» **Exercise directions**
Repeat each line of the material below exactly as it appears, minus any pictures.

» **Exercise input**
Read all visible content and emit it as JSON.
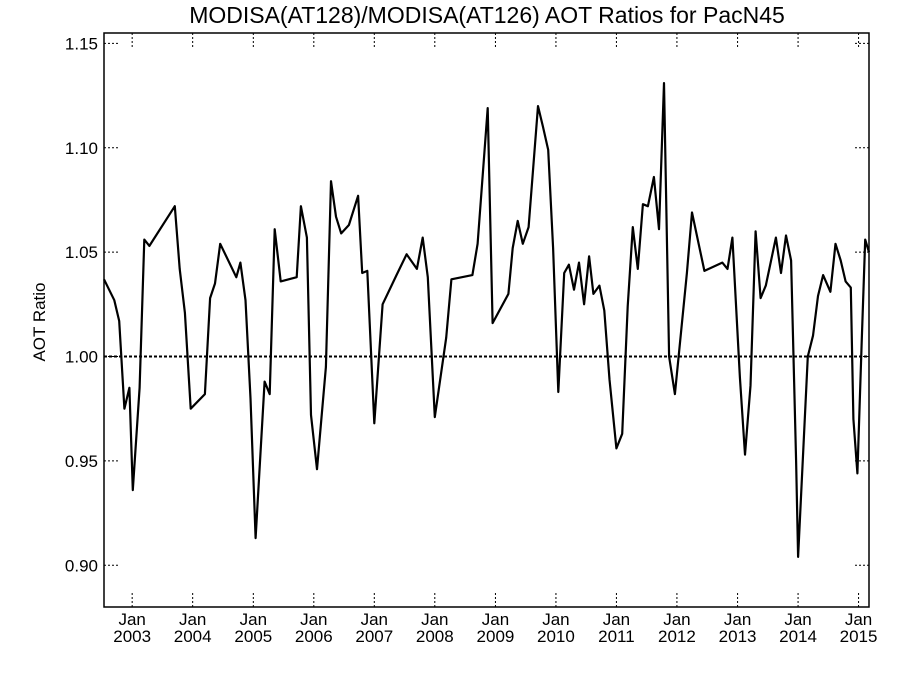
{
  "chart_data": {
    "type": "line",
    "title": "MODISA(AT128)/MODISA(AT126)  AOT Ratios for PacN45",
    "ylabel": "AOT Ratio",
    "xlabel": "",
    "ylim": [
      0.88,
      1.155
    ],
    "xlim": [
      "2002-07-15",
      "2015-03-05"
    ],
    "yticks": [
      0.9,
      0.95,
      1.0,
      1.05,
      1.1,
      1.15
    ],
    "ytick_labels": [
      "0.90",
      "0.95",
      "1.00",
      "1.05",
      "1.10",
      "1.15"
    ],
    "xticks": [
      {
        "month": "Jan",
        "year": "2003",
        "date": "2003-01-01"
      },
      {
        "month": "Jan",
        "year": "2004",
        "date": "2004-01-01"
      },
      {
        "month": "Jan",
        "year": "2005",
        "date": "2005-01-01"
      },
      {
        "month": "Jan",
        "year": "2006",
        "date": "2006-01-01"
      },
      {
        "month": "Jan",
        "year": "2007",
        "date": "2007-01-01"
      },
      {
        "month": "Jan",
        "year": "2008",
        "date": "2008-01-01"
      },
      {
        "month": "Jan",
        "year": "2009",
        "date": "2009-01-01"
      },
      {
        "month": "Jan",
        "year": "2010",
        "date": "2010-01-01"
      },
      {
        "month": "Jan",
        "year": "2011",
        "date": "2011-01-01"
      },
      {
        "month": "Jan",
        "year": "2012",
        "date": "2012-01-01"
      },
      {
        "month": "Jan",
        "year": "2013",
        "date": "2013-01-01"
      },
      {
        "month": "Jan",
        "year": "2014",
        "date": "2014-01-01"
      },
      {
        "month": "Jan",
        "year": "2015",
        "date": "2015-01-01"
      }
    ],
    "reference_line": 1.0,
    "grid": false,
    "series": [
      {
        "points": [
          [
            "2002-07-15",
            1.037
          ],
          [
            "2002-09-15",
            1.027
          ],
          [
            "2002-10-15",
            1.017
          ],
          [
            "2002-11-15",
            0.975
          ],
          [
            "2002-12-15",
            0.985
          ],
          [
            "2003-01-05",
            0.936
          ],
          [
            "2003-02-15",
            0.985
          ],
          [
            "2003-03-15",
            1.056
          ],
          [
            "2003-04-15",
            1.053
          ],
          [
            "2003-09-15",
            1.072
          ],
          [
            "2003-10-15",
            1.042
          ],
          [
            "2003-11-15",
            1.021
          ],
          [
            "2003-12-20",
            0.975
          ],
          [
            "2004-03-15",
            0.982
          ],
          [
            "2004-04-15",
            1.028
          ],
          [
            "2004-05-15",
            1.035
          ],
          [
            "2004-06-15",
            1.054
          ],
          [
            "2004-09-20",
            1.038
          ],
          [
            "2004-10-15",
            1.045
          ],
          [
            "2004-11-15",
            1.027
          ],
          [
            "2004-12-15",
            0.98
          ],
          [
            "2005-01-15",
            0.913
          ],
          [
            "2005-03-10",
            0.988
          ],
          [
            "2005-04-10",
            0.982
          ],
          [
            "2005-05-10",
            1.061
          ],
          [
            "2005-06-15",
            1.036
          ],
          [
            "2005-09-20",
            1.038
          ],
          [
            "2005-10-15",
            1.072
          ],
          [
            "2005-11-20",
            1.057
          ],
          [
            "2005-12-15",
            0.972
          ],
          [
            "2006-01-20",
            0.946
          ],
          [
            "2006-03-15",
            0.995
          ],
          [
            "2006-04-15",
            1.084
          ],
          [
            "2006-05-15",
            1.067
          ],
          [
            "2006-06-15",
            1.059
          ],
          [
            "2006-08-01",
            1.063
          ],
          [
            "2006-09-25",
            1.077
          ],
          [
            "2006-10-20",
            1.04
          ],
          [
            "2006-11-20",
            1.041
          ],
          [
            "2007-01-01",
            0.968
          ],
          [
            "2007-02-20",
            1.025
          ],
          [
            "2007-05-15",
            1.039
          ],
          [
            "2007-07-15",
            1.049
          ],
          [
            "2007-09-15",
            1.042
          ],
          [
            "2007-10-20",
            1.057
          ],
          [
            "2007-11-20",
            1.038
          ],
          [
            "2008-01-01",
            0.971
          ],
          [
            "2008-03-10",
            1.009
          ],
          [
            "2008-04-10",
            1.037
          ],
          [
            "2008-08-15",
            1.039
          ],
          [
            "2008-09-15",
            1.054
          ],
          [
            "2008-11-15",
            1.119
          ],
          [
            "2008-12-15",
            1.016
          ],
          [
            "2009-03-20",
            1.03
          ],
          [
            "2009-04-15",
            1.052
          ],
          [
            "2009-05-15",
            1.065
          ],
          [
            "2009-06-15",
            1.054
          ],
          [
            "2009-07-20",
            1.062
          ],
          [
            "2009-09-15",
            1.12
          ],
          [
            "2009-10-15",
            1.11
          ],
          [
            "2009-11-15",
            1.099
          ],
          [
            "2009-12-15",
            1.052
          ],
          [
            "2010-01-15",
            0.983
          ],
          [
            "2010-02-20",
            1.04
          ],
          [
            "2010-03-20",
            1.044
          ],
          [
            "2010-04-20",
            1.032
          ],
          [
            "2010-05-20",
            1.045
          ],
          [
            "2010-06-20",
            1.025
          ],
          [
            "2010-07-20",
            1.048
          ],
          [
            "2010-08-15",
            1.03
          ],
          [
            "2010-09-20",
            1.034
          ],
          [
            "2010-10-20",
            1.022
          ],
          [
            "2010-11-20",
            0.989
          ],
          [
            "2011-01-01",
            0.956
          ],
          [
            "2011-02-05",
            0.963
          ],
          [
            "2011-03-10",
            1.024
          ],
          [
            "2011-04-10",
            1.062
          ],
          [
            "2011-05-10",
            1.042
          ],
          [
            "2011-06-10",
            1.073
          ],
          [
            "2011-07-10",
            1.072
          ],
          [
            "2011-08-15",
            1.086
          ],
          [
            "2011-09-15",
            1.061
          ],
          [
            "2011-10-15",
            1.131
          ],
          [
            "2011-11-15",
            1.0
          ],
          [
            "2011-12-20",
            0.982
          ],
          [
            "2012-03-01",
            1.04
          ],
          [
            "2012-04-01",
            1.069
          ],
          [
            "2012-06-15",
            1.041
          ],
          [
            "2012-10-01",
            1.045
          ],
          [
            "2012-11-01",
            1.042
          ],
          [
            "2012-12-01",
            1.057
          ],
          [
            "2013-01-15",
            0.99
          ],
          [
            "2013-02-15",
            0.953
          ],
          [
            "2013-03-20",
            0.986
          ],
          [
            "2013-04-20",
            1.06
          ],
          [
            "2013-05-20",
            1.028
          ],
          [
            "2013-06-20",
            1.034
          ],
          [
            "2013-08-20",
            1.057
          ],
          [
            "2013-09-20",
            1.04
          ],
          [
            "2013-10-20",
            1.058
          ],
          [
            "2013-11-20",
            1.046
          ],
          [
            "2013-12-20",
            0.95
          ],
          [
            "2014-01-01",
            0.904
          ],
          [
            "2014-03-01",
            1.0
          ],
          [
            "2014-04-01",
            1.01
          ],
          [
            "2014-05-01",
            1.029
          ],
          [
            "2014-06-01",
            1.039
          ],
          [
            "2014-07-15",
            1.031
          ],
          [
            "2014-08-15",
            1.054
          ],
          [
            "2014-09-15",
            1.046
          ],
          [
            "2014-10-15",
            1.036
          ],
          [
            "2014-11-15",
            1.033
          ],
          [
            "2014-12-01",
            0.97
          ],
          [
            "2014-12-25",
            0.944
          ],
          [
            "2015-01-20",
            1.007
          ],
          [
            "2015-02-10",
            1.056
          ],
          [
            "2015-03-05",
            1.05
          ]
        ]
      }
    ]
  }
}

» **Answer to this task**
Read all visible content and emit it as JSON.
{
  "chart_data": {
    "type": "line",
    "title": "MODISA(AT128)/MODISA(AT126)  AOT Ratios for PacN45",
    "ylabel": "AOT Ratio",
    "xlabel": "",
    "ylim": [
      0.88,
      1.155
    ],
    "xlim": [
      "2002-07-15",
      "2015-03-05"
    ],
    "yticks": [
      0.9,
      0.95,
      1.0,
      1.05,
      1.1,
      1.15
    ],
    "ytick_labels": [
      "0.90",
      "0.95",
      "1.00",
      "1.05",
      "1.10",
      "1.15"
    ],
    "xticks": [
      {
        "month": "Jan",
        "year": "2003",
        "date": "2003-01-01"
      },
      {
        "month": "Jan",
        "year": "2004",
        "date": "2004-01-01"
      },
      {
        "month": "Jan",
        "year": "2005",
        "date": "2005-01-01"
      },
      {
        "month": "Jan",
        "year": "2006",
        "date": "2006-01-01"
      },
      {
        "month": "Jan",
        "year": "2007",
        "date": "2007-01-01"
      },
      {
        "month": "Jan",
        "year": "2008",
        "date": "2008-01-01"
      },
      {
        "month": "Jan",
        "year": "2009",
        "date": "2009-01-01"
      },
      {
        "month": "Jan",
        "year": "2010",
        "date": "2010-01-01"
      },
      {
        "month": "Jan",
        "year": "2011",
        "date": "2011-01-01"
      },
      {
        "month": "Jan",
        "year": "2012",
        "date": "2012-01-01"
      },
      {
        "month": "Jan",
        "year": "2013",
        "date": "2013-01-01"
      },
      {
        "month": "Jan",
        "year": "2014",
        "date": "2014-01-01"
      },
      {
        "month": "Jan",
        "year": "2015",
        "date": "2015-01-01"
      }
    ],
    "reference_line": 1.0,
    "grid": false,
    "series": [
      {
        "points": [
          [
            "2002-07-15",
            1.037
          ],
          [
            "2002-09-15",
            1.027
          ],
          [
            "2002-10-15",
            1.017
          ],
          [
            "2002-11-15",
            0.975
          ],
          [
            "2002-12-15",
            0.985
          ],
          [
            "2003-01-05",
            0.936
          ],
          [
            "2003-02-15",
            0.985
          ],
          [
            "2003-03-15",
            1.056
          ],
          [
            "2003-04-15",
            1.053
          ],
          [
            "2003-09-15",
            1.072
          ],
          [
            "2003-10-15",
            1.042
          ],
          [
            "2003-11-15",
            1.021
          ],
          [
            "2003-12-20",
            0.975
          ],
          [
            "2004-03-15",
            0.982
          ],
          [
            "2004-04-15",
            1.028
          ],
          [
            "2004-05-15",
            1.035
          ],
          [
            "2004-06-15",
            1.054
          ],
          [
            "2004-09-20",
            1.038
          ],
          [
            "2004-10-15",
            1.045
          ],
          [
            "2004-11-15",
            1.027
          ],
          [
            "2004-12-15",
            0.98
          ],
          [
            "2005-01-15",
            0.913
          ],
          [
            "2005-03-10",
            0.988
          ],
          [
            "2005-04-10",
            0.982
          ],
          [
            "2005-05-10",
            1.061
          ],
          [
            "2005-06-15",
            1.036
          ],
          [
            "2005-09-20",
            1.038
          ],
          [
            "2005-10-15",
            1.072
          ],
          [
            "2005-11-20",
            1.057
          ],
          [
            "2005-12-15",
            0.972
          ],
          [
            "2006-01-20",
            0.946
          ],
          [
            "2006-03-15",
            0.995
          ],
          [
            "2006-04-15",
            1.084
          ],
          [
            "2006-05-15",
            1.067
          ],
          [
            "2006-06-15",
            1.059
          ],
          [
            "2006-08-01",
            1.063
          ],
          [
            "2006-09-25",
            1.077
          ],
          [
            "2006-10-20",
            1.04
          ],
          [
            "2006-11-20",
            1.041
          ],
          [
            "2007-01-01",
            0.968
          ],
          [
            "2007-02-20",
            1.025
          ],
          [
            "2007-05-15",
            1.039
          ],
          [
            "2007-07-15",
            1.049
          ],
          [
            "2007-09-15",
            1.042
          ],
          [
            "2007-10-20",
            1.057
          ],
          [
            "2007-11-20",
            1.038
          ],
          [
            "2008-01-01",
            0.971
          ],
          [
            "2008-03-10",
            1.009
          ],
          [
            "2008-04-10",
            1.037
          ],
          [
            "2008-08-15",
            1.039
          ],
          [
            "2008-09-15",
            1.054
          ],
          [
            "2008-11-15",
            1.119
          ],
          [
            "2008-12-15",
            1.016
          ],
          [
            "2009-03-20",
            1.03
          ],
          [
            "2009-04-15",
            1.052
          ],
          [
            "2009-05-15",
            1.065
          ],
          [
            "2009-06-15",
            1.054
          ],
          [
            "2009-07-20",
            1.062
          ],
          [
            "2009-09-15",
            1.12
          ],
          [
            "2009-10-15",
            1.11
          ],
          [
            "2009-11-15",
            1.099
          ],
          [
            "2009-12-15",
            1.052
          ],
          [
            "2010-01-15",
            0.983
          ],
          [
            "2010-02-20",
            1.04
          ],
          [
            "2010-03-20",
            1.044
          ],
          [
            "2010-04-20",
            1.032
          ],
          [
            "2010-05-20",
            1.045
          ],
          [
            "2010-06-20",
            1.025
          ],
          [
            "2010-07-20",
            1.048
          ],
          [
            "2010-08-15",
            1.03
          ],
          [
            "2010-09-20",
            1.034
          ],
          [
            "2010-10-20",
            1.022
          ],
          [
            "2010-11-20",
            0.989
          ],
          [
            "2011-01-01",
            0.956
          ],
          [
            "2011-02-05",
            0.963
          ],
          [
            "2011-03-10",
            1.024
          ],
          [
            "2011-04-10",
            1.062
          ],
          [
            "2011-05-10",
            1.042
          ],
          [
            "2011-06-10",
            1.073
          ],
          [
            "2011-07-10",
            1.072
          ],
          [
            "2011-08-15",
            1.086
          ],
          [
            "2011-09-15",
            1.061
          ],
          [
            "2011-10-15",
            1.131
          ],
          [
            "2011-11-15",
            1.0
          ],
          [
            "2011-12-20",
            0.982
          ],
          [
            "2012-03-01",
            1.04
          ],
          [
            "2012-04-01",
            1.069
          ],
          [
            "2012-06-15",
            1.041
          ],
          [
            "2012-10-01",
            1.045
          ],
          [
            "2012-11-01",
            1.042
          ],
          [
            "2012-12-01",
            1.057
          ],
          [
            "2013-01-15",
            0.99
          ],
          [
            "2013-02-15",
            0.953
          ],
          [
            "2013-03-20",
            0.986
          ],
          [
            "2013-04-20",
            1.06
          ],
          [
            "2013-05-20",
            1.028
          ],
          [
            "2013-06-20",
            1.034
          ],
          [
            "2013-08-20",
            1.057
          ],
          [
            "2013-09-20",
            1.04
          ],
          [
            "2013-10-20",
            1.058
          ],
          [
            "2013-11-20",
            1.046
          ],
          [
            "2013-12-20",
            0.95
          ],
          [
            "2014-01-01",
            0.904
          ],
          [
            "2014-03-01",
            1.0
          ],
          [
            "2014-04-01",
            1.01
          ],
          [
            "2014-05-01",
            1.029
          ],
          [
            "2014-06-01",
            1.039
          ],
          [
            "2014-07-15",
            1.031
          ],
          [
            "2014-08-15",
            1.054
          ],
          [
            "2014-09-15",
            1.046
          ],
          [
            "2014-10-15",
            1.036
          ],
          [
            "2014-11-15",
            1.033
          ],
          [
            "2014-12-01",
            0.97
          ],
          [
            "2014-12-25",
            0.944
          ],
          [
            "2015-01-20",
            1.007
          ],
          [
            "2015-02-10",
            1.056
          ],
          [
            "2015-03-05",
            1.05
          ]
        ]
      }
    ]
  }
}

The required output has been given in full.